## Supplied material

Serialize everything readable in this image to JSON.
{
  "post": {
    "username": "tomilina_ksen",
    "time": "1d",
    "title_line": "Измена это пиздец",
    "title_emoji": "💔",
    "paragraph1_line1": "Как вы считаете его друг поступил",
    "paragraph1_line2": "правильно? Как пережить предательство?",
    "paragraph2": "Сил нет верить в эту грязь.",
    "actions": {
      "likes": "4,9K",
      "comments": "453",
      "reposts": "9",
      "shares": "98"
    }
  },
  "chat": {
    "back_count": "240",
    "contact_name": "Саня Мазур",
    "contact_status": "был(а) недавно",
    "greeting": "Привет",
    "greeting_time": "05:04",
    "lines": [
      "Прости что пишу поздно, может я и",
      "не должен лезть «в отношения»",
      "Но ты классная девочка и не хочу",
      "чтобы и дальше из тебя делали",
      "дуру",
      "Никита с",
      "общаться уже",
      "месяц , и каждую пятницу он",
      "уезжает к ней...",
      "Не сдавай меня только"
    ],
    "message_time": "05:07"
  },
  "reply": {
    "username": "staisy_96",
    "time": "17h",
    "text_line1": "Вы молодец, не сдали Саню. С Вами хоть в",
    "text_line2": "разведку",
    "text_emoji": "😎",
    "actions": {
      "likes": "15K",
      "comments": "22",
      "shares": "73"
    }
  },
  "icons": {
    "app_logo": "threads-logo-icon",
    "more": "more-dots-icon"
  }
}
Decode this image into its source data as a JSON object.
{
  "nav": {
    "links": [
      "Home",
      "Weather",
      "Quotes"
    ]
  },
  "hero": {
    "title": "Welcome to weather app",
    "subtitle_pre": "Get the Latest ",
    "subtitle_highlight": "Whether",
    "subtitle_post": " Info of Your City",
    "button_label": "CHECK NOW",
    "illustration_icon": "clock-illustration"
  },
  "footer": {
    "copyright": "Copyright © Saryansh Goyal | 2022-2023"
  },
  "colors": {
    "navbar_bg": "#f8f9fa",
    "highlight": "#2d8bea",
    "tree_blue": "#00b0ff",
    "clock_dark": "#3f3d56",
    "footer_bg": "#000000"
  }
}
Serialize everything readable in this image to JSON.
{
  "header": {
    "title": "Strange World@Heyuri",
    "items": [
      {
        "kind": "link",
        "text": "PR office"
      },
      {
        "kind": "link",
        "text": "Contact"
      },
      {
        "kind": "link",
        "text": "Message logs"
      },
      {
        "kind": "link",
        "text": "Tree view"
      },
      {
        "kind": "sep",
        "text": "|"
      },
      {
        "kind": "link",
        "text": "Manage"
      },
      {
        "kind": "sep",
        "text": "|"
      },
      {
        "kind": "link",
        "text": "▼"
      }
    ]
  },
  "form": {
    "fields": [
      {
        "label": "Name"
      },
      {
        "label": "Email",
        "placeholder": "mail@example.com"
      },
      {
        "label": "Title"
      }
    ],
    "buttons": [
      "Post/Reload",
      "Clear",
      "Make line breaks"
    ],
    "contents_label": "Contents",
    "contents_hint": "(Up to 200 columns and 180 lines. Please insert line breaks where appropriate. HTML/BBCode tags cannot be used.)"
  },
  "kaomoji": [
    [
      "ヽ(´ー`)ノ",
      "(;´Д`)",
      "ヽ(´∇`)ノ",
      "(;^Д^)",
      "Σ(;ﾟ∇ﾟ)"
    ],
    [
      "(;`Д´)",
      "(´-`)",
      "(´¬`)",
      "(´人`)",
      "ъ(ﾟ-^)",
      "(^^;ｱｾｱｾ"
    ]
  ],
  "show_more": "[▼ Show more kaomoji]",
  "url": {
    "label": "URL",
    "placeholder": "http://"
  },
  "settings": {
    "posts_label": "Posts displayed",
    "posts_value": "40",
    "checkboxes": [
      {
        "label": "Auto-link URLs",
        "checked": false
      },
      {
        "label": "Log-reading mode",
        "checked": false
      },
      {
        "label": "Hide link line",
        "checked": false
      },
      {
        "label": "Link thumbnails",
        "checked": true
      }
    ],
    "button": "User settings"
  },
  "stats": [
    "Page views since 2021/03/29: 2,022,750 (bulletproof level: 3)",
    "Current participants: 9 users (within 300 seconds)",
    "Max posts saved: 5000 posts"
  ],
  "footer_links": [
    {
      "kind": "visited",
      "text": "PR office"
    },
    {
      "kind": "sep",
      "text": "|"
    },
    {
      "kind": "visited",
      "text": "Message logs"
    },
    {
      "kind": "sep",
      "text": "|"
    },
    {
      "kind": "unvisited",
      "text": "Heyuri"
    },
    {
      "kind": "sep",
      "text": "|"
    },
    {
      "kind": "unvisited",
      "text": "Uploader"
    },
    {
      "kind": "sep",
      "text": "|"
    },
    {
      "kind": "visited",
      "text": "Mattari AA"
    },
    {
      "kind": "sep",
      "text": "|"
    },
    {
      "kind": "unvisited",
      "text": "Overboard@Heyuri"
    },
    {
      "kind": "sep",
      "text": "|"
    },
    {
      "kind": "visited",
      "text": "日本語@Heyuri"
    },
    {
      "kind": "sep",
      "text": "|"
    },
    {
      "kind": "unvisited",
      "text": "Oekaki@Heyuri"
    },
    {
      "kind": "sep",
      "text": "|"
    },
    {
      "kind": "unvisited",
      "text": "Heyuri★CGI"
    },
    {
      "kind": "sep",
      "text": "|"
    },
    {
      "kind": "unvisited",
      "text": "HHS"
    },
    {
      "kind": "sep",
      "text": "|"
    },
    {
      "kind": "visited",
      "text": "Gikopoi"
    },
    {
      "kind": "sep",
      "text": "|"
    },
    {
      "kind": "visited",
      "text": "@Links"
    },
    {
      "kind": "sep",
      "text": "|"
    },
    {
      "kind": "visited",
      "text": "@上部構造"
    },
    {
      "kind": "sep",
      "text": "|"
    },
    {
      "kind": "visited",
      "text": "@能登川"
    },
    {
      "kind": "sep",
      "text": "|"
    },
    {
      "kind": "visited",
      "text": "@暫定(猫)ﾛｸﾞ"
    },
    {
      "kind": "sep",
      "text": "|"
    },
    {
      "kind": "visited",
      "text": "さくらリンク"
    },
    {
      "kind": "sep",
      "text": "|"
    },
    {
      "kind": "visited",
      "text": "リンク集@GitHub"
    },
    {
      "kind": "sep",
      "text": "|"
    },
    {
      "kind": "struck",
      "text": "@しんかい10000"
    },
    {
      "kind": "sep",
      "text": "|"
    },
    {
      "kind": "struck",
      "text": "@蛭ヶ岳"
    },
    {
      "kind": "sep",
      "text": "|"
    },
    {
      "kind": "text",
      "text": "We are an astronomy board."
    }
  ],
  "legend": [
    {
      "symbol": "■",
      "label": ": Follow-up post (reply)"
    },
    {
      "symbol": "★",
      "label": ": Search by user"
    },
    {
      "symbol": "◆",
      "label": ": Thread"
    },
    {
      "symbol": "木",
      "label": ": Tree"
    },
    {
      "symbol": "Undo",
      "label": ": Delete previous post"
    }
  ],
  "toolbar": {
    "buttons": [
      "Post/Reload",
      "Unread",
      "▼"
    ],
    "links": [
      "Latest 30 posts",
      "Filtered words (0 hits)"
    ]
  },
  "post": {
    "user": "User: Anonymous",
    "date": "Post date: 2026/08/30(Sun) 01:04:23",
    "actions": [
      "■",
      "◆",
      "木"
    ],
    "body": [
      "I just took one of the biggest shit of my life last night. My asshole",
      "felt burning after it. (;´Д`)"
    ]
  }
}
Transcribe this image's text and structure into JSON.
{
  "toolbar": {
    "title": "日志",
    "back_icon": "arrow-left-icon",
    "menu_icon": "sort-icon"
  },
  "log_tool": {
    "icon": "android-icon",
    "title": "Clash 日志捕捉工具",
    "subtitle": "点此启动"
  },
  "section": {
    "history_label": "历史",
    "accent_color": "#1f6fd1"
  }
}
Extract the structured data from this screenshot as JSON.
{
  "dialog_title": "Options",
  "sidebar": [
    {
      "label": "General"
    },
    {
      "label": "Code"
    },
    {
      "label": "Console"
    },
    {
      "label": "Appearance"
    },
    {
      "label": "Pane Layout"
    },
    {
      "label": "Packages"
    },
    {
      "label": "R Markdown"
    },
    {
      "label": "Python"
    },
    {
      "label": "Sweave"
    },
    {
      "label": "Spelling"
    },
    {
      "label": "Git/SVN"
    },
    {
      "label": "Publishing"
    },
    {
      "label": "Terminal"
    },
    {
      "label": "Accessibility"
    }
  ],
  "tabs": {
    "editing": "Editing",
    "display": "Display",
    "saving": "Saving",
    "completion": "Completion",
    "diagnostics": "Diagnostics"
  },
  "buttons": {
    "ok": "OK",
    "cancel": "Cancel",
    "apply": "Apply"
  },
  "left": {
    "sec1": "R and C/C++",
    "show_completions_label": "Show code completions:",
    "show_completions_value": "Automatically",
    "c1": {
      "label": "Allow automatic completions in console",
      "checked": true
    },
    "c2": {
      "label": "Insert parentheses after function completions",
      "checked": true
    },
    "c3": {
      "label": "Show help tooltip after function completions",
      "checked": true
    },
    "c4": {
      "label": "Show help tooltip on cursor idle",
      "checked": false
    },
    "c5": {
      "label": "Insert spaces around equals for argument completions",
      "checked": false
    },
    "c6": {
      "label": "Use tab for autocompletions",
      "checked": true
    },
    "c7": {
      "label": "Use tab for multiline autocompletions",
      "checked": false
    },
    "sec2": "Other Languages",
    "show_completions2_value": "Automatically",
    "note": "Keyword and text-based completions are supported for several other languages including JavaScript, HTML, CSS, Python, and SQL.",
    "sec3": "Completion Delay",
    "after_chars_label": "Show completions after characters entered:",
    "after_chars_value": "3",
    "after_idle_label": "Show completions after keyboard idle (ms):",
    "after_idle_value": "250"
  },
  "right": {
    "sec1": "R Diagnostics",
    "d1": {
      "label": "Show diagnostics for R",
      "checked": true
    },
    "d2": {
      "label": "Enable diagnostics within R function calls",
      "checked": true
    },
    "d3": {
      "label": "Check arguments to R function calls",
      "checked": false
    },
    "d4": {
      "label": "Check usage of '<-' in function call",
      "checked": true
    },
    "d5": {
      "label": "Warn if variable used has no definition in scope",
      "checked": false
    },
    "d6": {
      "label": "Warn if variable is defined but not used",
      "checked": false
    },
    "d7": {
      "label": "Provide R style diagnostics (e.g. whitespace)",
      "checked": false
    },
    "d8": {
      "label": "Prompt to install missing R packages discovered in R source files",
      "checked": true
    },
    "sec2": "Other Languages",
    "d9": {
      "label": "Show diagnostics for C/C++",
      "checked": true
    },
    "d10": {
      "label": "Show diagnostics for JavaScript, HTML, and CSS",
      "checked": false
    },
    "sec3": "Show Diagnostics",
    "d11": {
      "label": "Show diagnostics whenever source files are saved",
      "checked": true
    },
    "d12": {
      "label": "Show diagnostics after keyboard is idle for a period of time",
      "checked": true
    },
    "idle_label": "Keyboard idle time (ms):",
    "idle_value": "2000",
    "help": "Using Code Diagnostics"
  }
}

## Objective
From the data above, copy out every line with the string "Automatically" in it.

## Correct answer
    "show_completions_value": "Automatically",
    "show_completions2_value": "Automatically",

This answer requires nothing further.